FOR YEARS Wall Street’s magnates have worried that Silicon Valley’s giants will shake up finance. Facebook thinks it has found a way. It will launch a digital currency, the Libra, in 2020. Mark Zuckerberg’s firm has failed before to popularise a payments service. And it is an unlikely guardian of other peoples’ money, given its habit of privacy abuses and evasion. But like or loathe the company, its new scheme has legs. The Libra’s value will be pegged to a basket of major currencies, it will be able to handle large transaction volumes and 28 other big firms say they will join a consortium backing the currency. If Facebook’s 2.4bn users adopt Libra to shop and transfer money, it could become one of the world’s biggest financial entities. That would herald a consumer revolution—but could also make the financial system less stable and reduce governments’ economic sovereignty.
Facebook’s interest is its own survival, since a new financial utility ties in its social-media and chat customers. Still, the digitisation of finance promises to make life easier and cheaper for billions of people. In China, where digital payments are ubiquitous, people transfer money to friends and firms within a chat app for almost nothing. In America 18bn cheques are signed every year. Fees eat up 5% of a typical cross-border transfer. And a threesome of credit-card giants skims about 0.25% from the global transactions they carry, which is worth over $30bn a year.

§ **Element location data**

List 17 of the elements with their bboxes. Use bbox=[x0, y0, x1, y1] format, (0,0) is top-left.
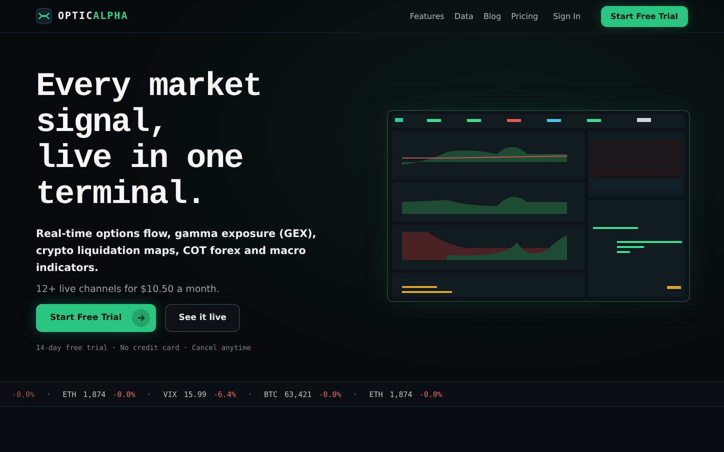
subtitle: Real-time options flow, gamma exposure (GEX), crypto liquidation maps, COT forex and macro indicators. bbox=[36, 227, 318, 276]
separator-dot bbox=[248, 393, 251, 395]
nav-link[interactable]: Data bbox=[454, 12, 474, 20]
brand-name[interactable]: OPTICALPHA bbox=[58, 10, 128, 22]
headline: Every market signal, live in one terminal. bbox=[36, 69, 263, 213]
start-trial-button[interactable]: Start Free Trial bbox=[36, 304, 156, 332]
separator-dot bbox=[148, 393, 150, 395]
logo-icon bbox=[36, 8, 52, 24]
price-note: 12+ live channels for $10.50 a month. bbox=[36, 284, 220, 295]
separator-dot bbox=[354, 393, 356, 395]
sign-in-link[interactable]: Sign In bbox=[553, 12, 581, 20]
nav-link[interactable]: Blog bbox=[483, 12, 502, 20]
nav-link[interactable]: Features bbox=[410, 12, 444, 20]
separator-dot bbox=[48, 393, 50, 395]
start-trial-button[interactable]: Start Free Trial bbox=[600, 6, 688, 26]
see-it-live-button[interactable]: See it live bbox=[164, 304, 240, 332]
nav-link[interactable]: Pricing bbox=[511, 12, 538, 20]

§ **Tasks for this exercise**
1. Answer these questions about the Libra article, drawing on the text rather than the entries:
(a) In what year will the Libra be launched?
(b) How many other big firms say they will join the consortium backing the currency?
(c) How many cheques are signed in America every year?
2. Rewrite the Libra article between "FOR YEARS Wall" and "governments’ economic sovereignty.", inclusive, changing "consortium" to "coalition".

§ **Solved problems**
1.
(a) 2020
(b) 28
(c) 18bn

2.
FOR YEARS Wall Street’s magnates have worried that Silicon Valley’s giants will shake up finance. Facebook thinks it has found a way. It will launch a digital currency, the Libra, in 2020. Mark Zuckerberg’s firm has failed before to popularise a payments service. And it is an unlikely guardian of other peoples’ money, given its habit of privacy abuses and evasion. But like or loathe the company, its new scheme has legs. The Libra’s value will be pegged to a basket of major currencies, it will be able to handle large transaction volumes and 28 other big firms say they will join a coalition backing the currency. If Facebook’s 2.4bn users adopt Libra to shop and transfer money, it could become one of the world’s biggest financial entities. That would herald a consumer revolution—but could also make the financial system less stable and reduce governments’ economic sovereignty.